Extracted records:
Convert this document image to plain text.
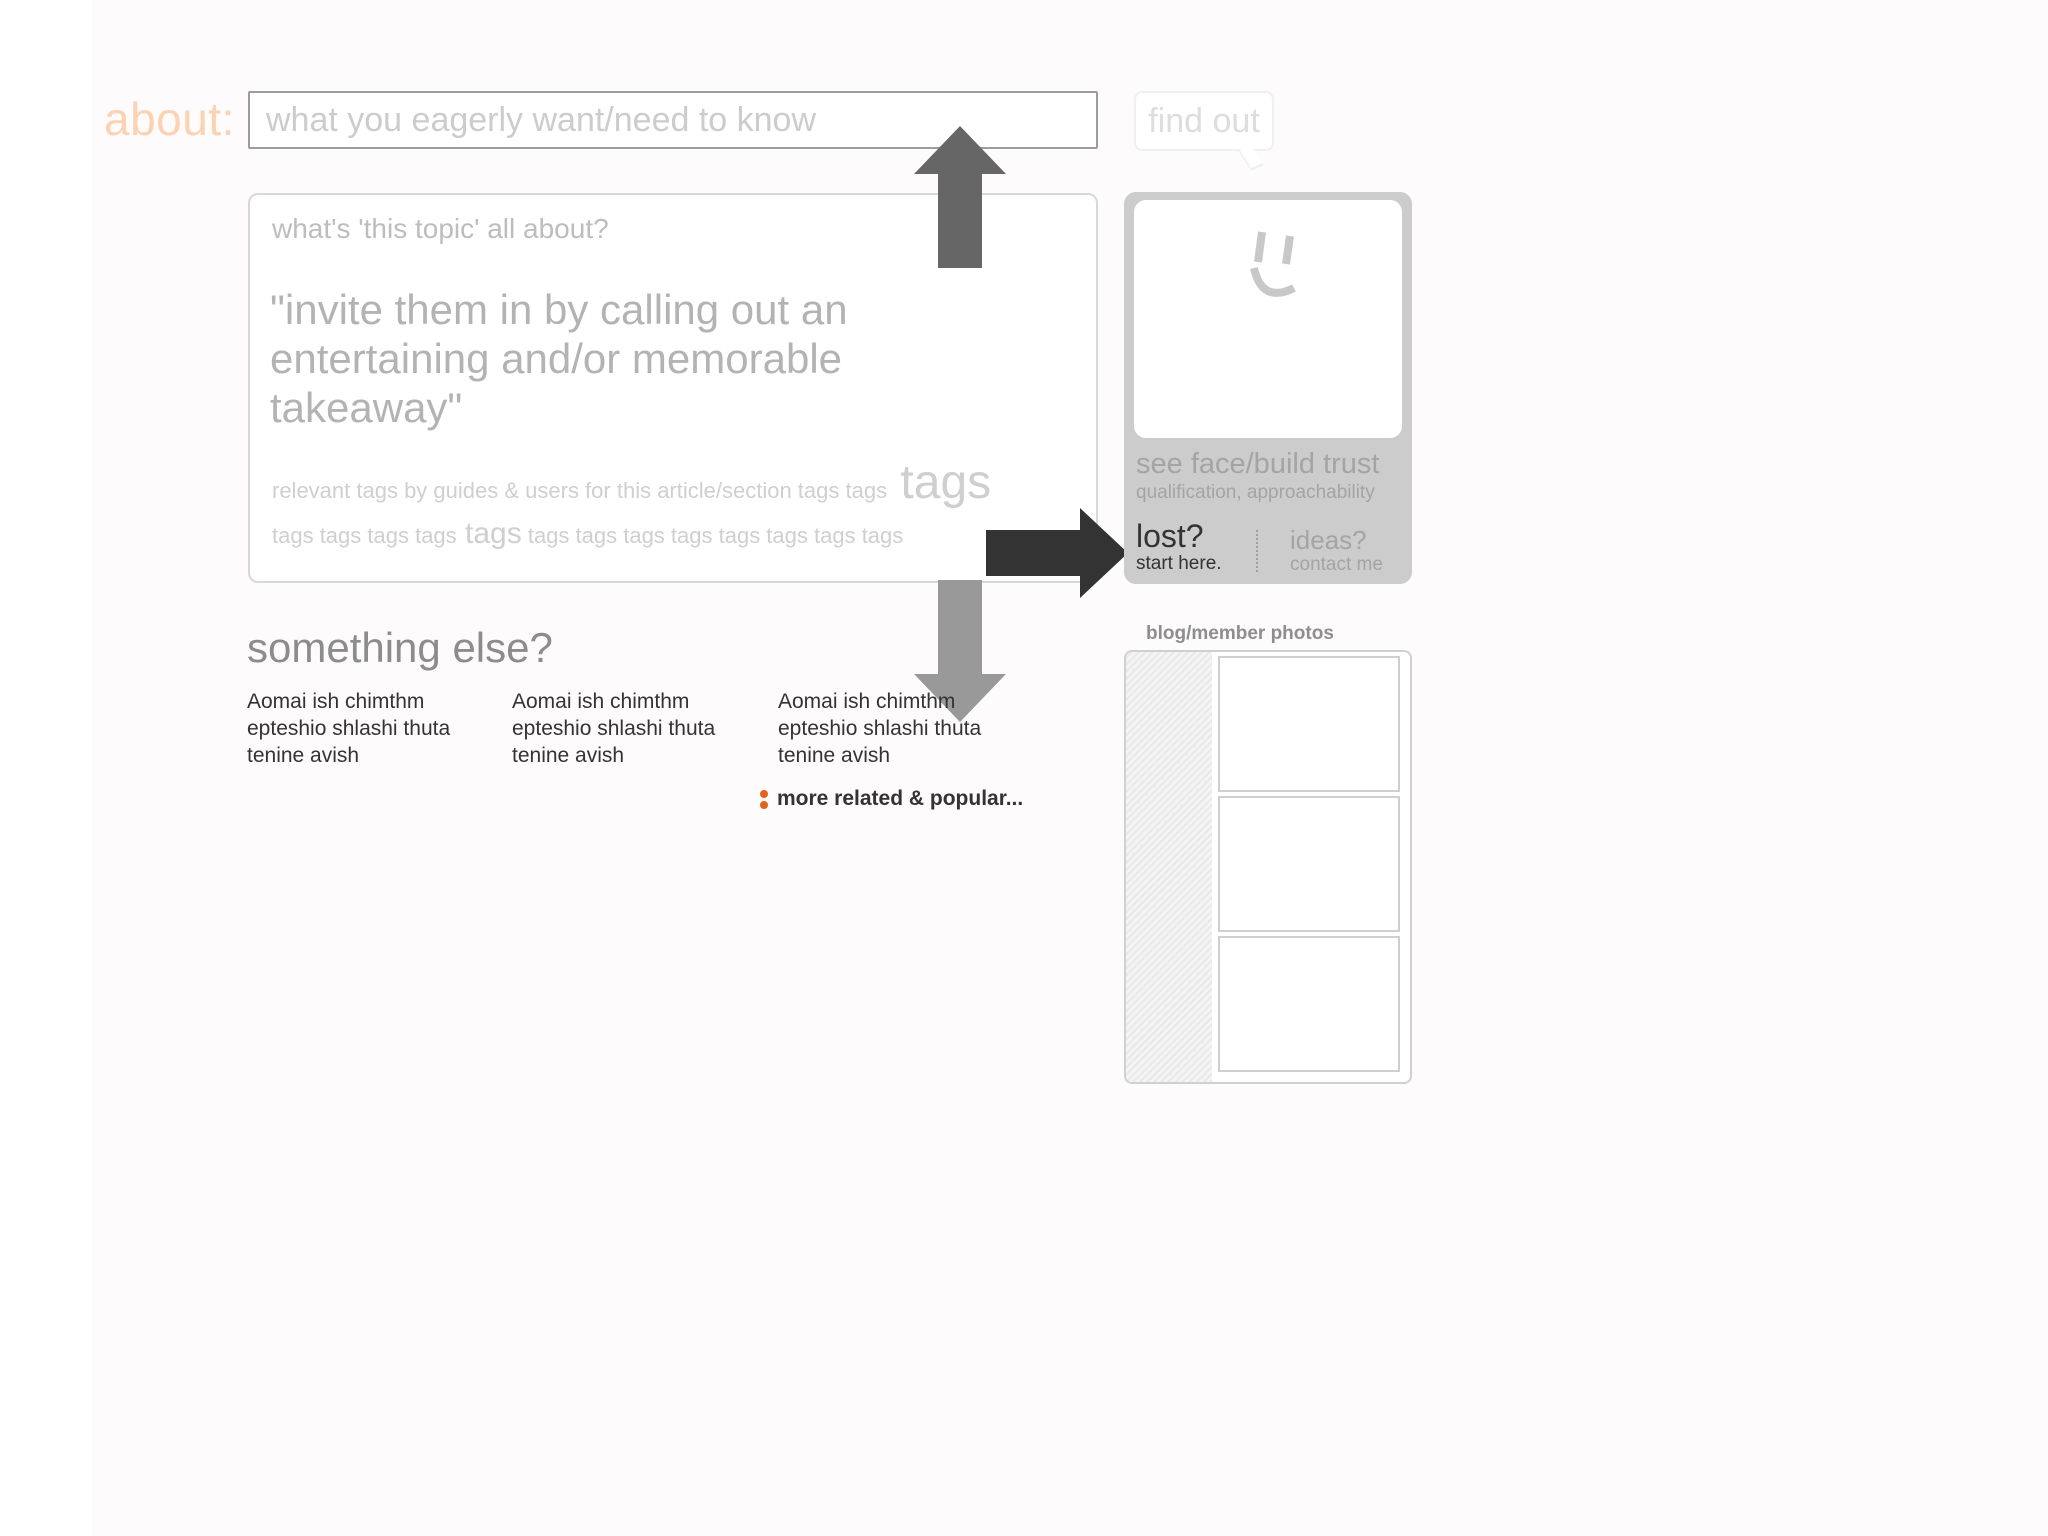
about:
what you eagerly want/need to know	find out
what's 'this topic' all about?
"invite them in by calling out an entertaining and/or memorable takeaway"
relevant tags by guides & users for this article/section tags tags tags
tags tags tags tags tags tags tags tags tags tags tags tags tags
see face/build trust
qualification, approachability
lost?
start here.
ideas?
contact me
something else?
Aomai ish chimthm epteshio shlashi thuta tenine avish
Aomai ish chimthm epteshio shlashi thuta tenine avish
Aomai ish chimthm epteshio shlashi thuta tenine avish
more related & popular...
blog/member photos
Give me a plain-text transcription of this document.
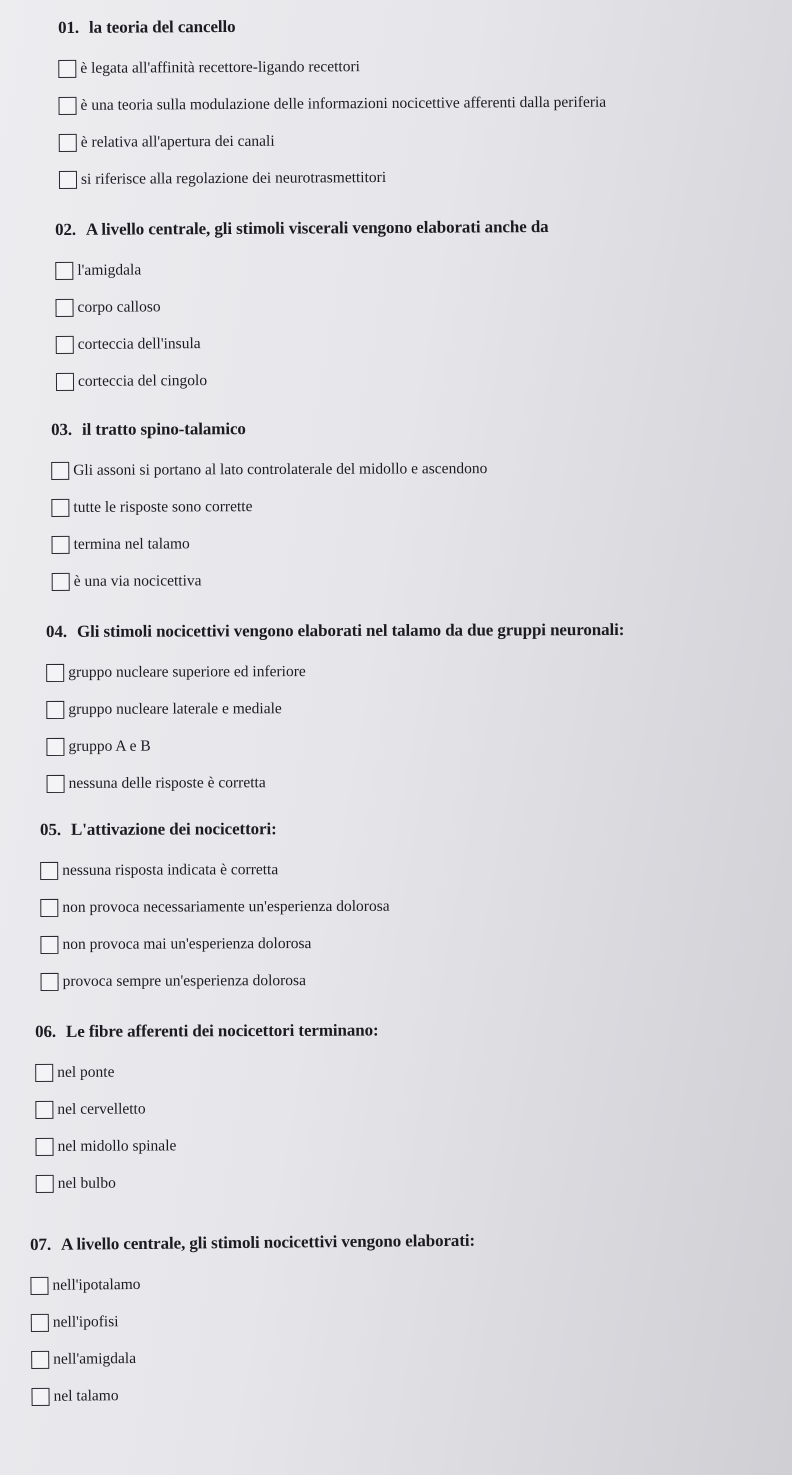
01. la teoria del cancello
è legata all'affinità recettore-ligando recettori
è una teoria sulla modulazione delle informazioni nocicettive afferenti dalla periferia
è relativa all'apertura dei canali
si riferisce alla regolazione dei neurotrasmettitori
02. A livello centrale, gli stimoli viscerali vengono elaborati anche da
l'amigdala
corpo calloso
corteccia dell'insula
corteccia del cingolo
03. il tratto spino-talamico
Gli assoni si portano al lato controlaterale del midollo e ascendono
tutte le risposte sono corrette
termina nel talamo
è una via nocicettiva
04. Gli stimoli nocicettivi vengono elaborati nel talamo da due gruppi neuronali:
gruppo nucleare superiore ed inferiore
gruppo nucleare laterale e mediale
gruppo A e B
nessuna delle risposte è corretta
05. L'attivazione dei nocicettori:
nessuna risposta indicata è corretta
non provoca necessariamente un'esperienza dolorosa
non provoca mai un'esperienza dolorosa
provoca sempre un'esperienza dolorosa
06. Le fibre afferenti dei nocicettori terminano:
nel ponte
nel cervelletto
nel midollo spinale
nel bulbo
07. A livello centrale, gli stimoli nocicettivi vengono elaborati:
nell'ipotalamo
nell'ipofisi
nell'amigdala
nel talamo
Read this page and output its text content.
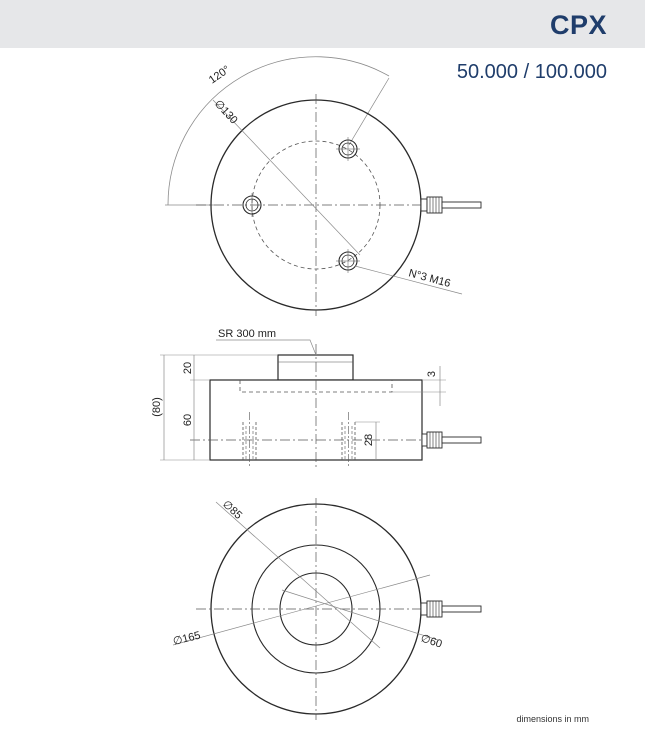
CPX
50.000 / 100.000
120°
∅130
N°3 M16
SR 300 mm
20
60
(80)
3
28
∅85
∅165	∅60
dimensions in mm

REQUIRED TASK>
Return, from the data, each line that has the word "nocicettivi" in it.

WRITTEN SOLUTION>
04. Gli stimoli nocicettivi vengono elaborati nel talamo da due gruppi neuronali:
07. A livello centrale, gli stimoli nocicettivi vengono elaborati:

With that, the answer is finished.